SET EXERCISE =>
Extract the whole listing as it stands. Do not include the pictures.
## BEGIN EXERCISE DATA
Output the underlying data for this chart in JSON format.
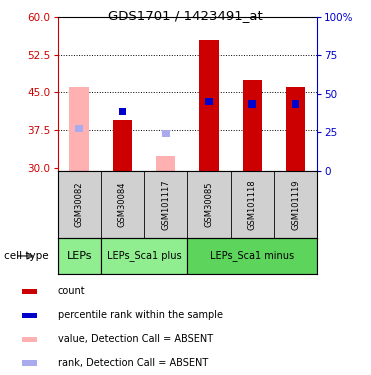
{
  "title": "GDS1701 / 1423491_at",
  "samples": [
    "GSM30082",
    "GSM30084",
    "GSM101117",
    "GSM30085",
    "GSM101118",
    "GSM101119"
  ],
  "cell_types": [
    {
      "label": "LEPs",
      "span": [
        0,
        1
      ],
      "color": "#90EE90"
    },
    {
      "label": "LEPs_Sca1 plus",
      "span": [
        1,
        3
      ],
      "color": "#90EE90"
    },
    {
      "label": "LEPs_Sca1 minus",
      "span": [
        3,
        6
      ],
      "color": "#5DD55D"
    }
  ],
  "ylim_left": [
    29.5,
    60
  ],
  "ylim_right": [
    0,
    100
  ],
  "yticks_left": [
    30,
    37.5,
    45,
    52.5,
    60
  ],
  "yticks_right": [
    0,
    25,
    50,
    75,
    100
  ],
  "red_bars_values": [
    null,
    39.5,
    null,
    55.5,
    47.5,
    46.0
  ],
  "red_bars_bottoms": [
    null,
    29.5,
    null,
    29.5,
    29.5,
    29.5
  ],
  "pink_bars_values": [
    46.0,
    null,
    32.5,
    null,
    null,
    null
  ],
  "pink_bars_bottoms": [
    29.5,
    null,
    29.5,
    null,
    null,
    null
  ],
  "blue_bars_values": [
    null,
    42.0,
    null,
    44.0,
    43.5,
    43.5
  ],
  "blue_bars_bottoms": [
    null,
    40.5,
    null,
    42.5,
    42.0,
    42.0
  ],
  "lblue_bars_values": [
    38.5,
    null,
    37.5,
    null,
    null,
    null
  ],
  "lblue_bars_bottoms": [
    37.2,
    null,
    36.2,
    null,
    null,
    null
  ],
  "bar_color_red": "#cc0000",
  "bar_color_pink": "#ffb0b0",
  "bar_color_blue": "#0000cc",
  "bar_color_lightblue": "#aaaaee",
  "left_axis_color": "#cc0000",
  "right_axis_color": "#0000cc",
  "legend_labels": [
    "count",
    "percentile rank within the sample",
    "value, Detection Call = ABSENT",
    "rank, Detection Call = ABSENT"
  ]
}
## END EXERCISE DATA
THE ANSWER =>
Output the underlying data for this chart in JSON format.
{
  "title": "GDS1701 / 1423491_at",
  "samples": [
    "GSM30082",
    "GSM30084",
    "GSM101117",
    "GSM30085",
    "GSM101118",
    "GSM101119"
  ],
  "cell_types": [
    {
      "label": "LEPs",
      "span": [
        0,
        1
      ],
      "color": "#90EE90"
    },
    {
      "label": "LEPs_Sca1 plus",
      "span": [
        1,
        3
      ],
      "color": "#90EE90"
    },
    {
      "label": "LEPs_Sca1 minus",
      "span": [
        3,
        6
      ],
      "color": "#5DD55D"
    }
  ],
  "ylim_left": [
    29.5,
    60
  ],
  "ylim_right": [
    0,
    100
  ],
  "yticks_left": [
    30,
    37.5,
    45,
    52.5,
    60
  ],
  "yticks_right": [
    0,
    25,
    50,
    75,
    100
  ],
  "red_bars_values": [
    null,
    39.5,
    null,
    55.5,
    47.5,
    46.0
  ],
  "red_bars_bottoms": [
    null,
    29.5,
    null,
    29.5,
    29.5,
    29.5
  ],
  "pink_bars_values": [
    46.0,
    null,
    32.5,
    null,
    null,
    null
  ],
  "pink_bars_bottoms": [
    29.5,
    null,
    29.5,
    null,
    null,
    null
  ],
  "blue_bars_values": [
    null,
    42.0,
    null,
    44.0,
    43.5,
    43.5
  ],
  "blue_bars_bottoms": [
    null,
    40.5,
    null,
    42.5,
    42.0,
    42.0
  ],
  "lblue_bars_values": [
    38.5,
    null,
    37.5,
    null,
    null,
    null
  ],
  "lblue_bars_bottoms": [
    37.2,
    null,
    36.2,
    null,
    null,
    null
  ],
  "bar_color_red": "#cc0000",
  "bar_color_pink": "#ffb0b0",
  "bar_color_blue": "#0000cc",
  "bar_color_lightblue": "#aaaaee",
  "left_axis_color": "#cc0000",
  "right_axis_color": "#0000cc",
  "legend_labels": [
    "count",
    "percentile rank within the sample",
    "value, Detection Call = ABSENT",
    "rank, Detection Call = ABSENT"
  ]
}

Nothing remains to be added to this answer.